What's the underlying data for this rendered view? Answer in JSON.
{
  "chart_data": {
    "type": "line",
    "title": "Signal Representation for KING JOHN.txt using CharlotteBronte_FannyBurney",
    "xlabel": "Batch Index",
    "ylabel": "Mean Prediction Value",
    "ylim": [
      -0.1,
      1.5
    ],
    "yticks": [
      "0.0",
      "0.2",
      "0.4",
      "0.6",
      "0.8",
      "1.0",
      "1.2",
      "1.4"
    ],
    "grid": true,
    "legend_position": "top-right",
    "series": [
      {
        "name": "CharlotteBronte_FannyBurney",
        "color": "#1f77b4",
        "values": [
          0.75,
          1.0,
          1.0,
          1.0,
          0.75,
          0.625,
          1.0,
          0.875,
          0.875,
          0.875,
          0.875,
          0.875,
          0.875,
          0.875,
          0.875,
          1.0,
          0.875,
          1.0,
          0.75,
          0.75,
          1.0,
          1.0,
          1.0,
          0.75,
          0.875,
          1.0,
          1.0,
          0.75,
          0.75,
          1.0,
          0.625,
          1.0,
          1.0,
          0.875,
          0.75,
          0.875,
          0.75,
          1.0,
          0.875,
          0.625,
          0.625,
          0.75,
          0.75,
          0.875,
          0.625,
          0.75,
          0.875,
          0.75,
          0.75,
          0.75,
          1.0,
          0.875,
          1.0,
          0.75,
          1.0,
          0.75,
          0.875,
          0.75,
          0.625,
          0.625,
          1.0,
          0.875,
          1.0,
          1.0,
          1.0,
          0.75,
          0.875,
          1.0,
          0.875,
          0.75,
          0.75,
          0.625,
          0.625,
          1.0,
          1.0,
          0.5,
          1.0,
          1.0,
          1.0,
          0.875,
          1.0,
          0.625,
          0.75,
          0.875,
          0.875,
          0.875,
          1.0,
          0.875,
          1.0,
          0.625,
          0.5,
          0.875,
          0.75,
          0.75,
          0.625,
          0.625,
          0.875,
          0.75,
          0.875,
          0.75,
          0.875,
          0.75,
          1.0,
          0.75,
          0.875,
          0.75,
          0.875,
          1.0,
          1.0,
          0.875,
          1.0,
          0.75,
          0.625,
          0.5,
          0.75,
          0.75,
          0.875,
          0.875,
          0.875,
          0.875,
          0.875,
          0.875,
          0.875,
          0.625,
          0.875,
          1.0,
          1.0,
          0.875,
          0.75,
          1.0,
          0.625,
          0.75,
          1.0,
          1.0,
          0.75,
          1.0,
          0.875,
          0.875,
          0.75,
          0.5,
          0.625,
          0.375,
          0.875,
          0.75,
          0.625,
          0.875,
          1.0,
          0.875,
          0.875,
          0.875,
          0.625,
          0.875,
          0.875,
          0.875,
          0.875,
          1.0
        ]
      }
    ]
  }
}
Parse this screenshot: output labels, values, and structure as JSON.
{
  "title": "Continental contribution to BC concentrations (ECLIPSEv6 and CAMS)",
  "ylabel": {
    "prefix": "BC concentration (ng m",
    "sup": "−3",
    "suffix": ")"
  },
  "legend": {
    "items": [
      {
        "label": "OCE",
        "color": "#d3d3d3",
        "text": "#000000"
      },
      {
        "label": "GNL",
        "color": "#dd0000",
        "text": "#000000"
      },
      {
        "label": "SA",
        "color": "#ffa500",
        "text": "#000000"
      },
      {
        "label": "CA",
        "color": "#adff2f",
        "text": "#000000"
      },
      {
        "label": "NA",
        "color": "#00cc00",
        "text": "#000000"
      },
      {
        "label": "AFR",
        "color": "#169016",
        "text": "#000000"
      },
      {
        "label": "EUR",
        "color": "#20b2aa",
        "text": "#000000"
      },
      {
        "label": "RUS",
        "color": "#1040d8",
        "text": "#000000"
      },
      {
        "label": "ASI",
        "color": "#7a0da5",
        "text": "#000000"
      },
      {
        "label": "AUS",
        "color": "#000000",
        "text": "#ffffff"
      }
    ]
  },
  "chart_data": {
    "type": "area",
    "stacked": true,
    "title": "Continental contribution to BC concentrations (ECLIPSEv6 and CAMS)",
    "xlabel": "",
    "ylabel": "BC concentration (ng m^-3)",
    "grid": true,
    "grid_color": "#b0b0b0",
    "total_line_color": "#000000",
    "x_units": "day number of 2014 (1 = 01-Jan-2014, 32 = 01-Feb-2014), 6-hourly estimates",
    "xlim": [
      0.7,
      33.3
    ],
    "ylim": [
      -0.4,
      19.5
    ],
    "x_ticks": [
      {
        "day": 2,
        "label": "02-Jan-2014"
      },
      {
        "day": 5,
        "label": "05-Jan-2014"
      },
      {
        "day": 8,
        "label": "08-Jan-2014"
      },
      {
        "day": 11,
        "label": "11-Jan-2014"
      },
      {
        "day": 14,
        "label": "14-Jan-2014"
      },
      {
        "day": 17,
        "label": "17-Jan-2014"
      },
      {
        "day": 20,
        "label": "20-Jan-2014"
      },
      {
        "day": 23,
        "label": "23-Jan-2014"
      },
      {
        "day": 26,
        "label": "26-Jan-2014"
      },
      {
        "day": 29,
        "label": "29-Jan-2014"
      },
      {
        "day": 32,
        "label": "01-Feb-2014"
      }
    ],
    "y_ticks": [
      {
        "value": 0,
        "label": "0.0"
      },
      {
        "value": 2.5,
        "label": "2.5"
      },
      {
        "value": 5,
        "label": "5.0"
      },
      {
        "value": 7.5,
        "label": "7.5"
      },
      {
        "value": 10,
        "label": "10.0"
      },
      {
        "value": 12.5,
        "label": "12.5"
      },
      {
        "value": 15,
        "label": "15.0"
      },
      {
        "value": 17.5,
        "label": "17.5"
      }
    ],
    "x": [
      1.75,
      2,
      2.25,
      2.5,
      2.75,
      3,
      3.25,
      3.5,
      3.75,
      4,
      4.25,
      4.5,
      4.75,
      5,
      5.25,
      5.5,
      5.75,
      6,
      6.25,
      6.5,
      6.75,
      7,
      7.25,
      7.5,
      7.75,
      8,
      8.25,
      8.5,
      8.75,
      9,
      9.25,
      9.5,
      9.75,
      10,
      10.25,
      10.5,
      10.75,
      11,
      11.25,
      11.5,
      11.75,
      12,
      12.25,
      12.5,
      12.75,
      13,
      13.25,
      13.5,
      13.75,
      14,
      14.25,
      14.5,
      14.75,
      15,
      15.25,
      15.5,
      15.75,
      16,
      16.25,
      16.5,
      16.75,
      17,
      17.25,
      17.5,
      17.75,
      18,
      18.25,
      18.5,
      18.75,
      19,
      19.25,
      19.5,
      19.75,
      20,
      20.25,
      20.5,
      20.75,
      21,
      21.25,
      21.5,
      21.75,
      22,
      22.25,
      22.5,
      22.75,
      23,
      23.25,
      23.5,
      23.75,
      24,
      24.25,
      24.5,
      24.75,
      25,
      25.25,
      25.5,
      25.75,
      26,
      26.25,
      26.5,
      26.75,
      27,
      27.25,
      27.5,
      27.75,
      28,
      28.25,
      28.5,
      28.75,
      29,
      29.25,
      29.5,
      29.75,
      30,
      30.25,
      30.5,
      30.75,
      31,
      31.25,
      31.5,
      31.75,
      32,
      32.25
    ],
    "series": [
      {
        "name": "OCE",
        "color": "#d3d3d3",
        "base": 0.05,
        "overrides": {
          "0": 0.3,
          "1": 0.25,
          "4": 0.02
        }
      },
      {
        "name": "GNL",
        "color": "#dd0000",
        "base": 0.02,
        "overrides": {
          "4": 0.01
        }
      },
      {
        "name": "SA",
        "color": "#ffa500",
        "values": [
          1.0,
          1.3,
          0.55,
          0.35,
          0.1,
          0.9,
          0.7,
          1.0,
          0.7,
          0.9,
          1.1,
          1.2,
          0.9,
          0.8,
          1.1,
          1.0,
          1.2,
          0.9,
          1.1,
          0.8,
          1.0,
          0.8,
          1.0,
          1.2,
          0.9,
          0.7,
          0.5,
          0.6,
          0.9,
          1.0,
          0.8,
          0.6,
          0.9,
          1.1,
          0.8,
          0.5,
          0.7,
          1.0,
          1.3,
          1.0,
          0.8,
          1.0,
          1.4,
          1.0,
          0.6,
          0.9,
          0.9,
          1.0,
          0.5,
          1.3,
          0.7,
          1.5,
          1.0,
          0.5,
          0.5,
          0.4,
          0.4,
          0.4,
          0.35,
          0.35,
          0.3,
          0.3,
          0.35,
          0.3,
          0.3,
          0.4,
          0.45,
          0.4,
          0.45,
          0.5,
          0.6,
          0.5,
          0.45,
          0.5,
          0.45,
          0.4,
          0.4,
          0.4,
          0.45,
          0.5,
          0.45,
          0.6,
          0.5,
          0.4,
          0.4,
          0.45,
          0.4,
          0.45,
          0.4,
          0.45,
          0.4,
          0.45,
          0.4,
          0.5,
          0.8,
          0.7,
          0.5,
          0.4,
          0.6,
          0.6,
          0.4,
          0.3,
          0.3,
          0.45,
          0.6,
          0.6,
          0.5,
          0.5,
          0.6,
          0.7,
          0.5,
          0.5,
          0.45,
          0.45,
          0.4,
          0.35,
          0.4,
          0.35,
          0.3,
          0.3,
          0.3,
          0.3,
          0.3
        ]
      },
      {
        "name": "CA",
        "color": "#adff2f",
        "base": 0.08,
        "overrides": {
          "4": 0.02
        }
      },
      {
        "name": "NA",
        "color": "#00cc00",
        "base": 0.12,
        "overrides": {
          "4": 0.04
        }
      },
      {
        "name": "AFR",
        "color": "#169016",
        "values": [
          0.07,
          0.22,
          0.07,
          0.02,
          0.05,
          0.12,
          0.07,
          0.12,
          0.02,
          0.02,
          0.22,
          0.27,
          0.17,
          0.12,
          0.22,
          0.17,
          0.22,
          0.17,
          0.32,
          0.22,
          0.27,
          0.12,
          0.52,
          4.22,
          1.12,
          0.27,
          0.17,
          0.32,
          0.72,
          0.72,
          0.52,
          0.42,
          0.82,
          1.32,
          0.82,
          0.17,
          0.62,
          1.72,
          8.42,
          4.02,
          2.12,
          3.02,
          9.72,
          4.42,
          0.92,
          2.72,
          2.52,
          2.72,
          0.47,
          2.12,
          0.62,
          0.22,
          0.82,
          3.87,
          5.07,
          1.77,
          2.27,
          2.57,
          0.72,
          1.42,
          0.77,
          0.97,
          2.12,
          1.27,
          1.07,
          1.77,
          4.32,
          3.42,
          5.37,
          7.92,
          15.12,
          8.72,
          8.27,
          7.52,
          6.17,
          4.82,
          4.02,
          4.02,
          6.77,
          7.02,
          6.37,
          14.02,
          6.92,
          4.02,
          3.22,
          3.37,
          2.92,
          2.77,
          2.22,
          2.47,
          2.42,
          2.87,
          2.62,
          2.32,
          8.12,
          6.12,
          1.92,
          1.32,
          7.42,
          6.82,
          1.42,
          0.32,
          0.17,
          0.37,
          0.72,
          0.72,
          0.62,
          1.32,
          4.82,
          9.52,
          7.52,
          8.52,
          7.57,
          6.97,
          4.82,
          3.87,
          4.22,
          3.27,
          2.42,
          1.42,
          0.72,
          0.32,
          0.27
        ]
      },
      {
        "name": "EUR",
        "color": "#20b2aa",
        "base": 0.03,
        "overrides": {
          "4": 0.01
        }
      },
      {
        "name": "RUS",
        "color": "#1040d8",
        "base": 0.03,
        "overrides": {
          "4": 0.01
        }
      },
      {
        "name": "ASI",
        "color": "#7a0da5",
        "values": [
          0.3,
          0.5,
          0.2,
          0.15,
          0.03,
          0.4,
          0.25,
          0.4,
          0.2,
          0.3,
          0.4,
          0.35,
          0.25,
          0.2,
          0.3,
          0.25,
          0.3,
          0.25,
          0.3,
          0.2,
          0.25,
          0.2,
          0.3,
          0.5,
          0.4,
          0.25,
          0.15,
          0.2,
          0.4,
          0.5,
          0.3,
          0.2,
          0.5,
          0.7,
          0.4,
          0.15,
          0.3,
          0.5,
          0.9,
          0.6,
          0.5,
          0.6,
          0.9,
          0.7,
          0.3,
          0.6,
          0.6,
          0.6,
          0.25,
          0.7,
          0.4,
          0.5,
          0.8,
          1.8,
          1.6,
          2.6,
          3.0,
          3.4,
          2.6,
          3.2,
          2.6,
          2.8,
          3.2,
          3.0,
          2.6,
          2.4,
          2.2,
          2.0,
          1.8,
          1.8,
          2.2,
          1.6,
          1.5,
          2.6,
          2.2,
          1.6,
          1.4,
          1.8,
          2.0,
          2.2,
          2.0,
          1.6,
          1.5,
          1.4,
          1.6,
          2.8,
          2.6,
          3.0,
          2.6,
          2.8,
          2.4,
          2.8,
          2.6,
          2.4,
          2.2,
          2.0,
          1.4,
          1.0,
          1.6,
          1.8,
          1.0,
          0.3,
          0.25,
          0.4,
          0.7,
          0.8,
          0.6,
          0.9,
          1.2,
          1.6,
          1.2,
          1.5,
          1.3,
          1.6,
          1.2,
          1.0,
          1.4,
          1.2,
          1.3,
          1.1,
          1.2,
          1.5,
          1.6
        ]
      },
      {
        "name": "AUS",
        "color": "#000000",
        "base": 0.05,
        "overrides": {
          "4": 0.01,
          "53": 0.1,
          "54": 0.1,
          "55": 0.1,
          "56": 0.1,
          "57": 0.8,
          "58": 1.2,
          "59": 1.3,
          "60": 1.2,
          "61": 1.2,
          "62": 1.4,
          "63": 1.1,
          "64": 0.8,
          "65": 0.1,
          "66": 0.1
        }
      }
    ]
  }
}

::::::::::

> THE TASK:
Search the listing for the word "ylabel". Copy every line in which it occurs.

> TASK SOLUTION:
    "ylabel": "Mean Prediction Value",
  "ylabel": {
    "ylabel": "BC concentration (ng m^-3)",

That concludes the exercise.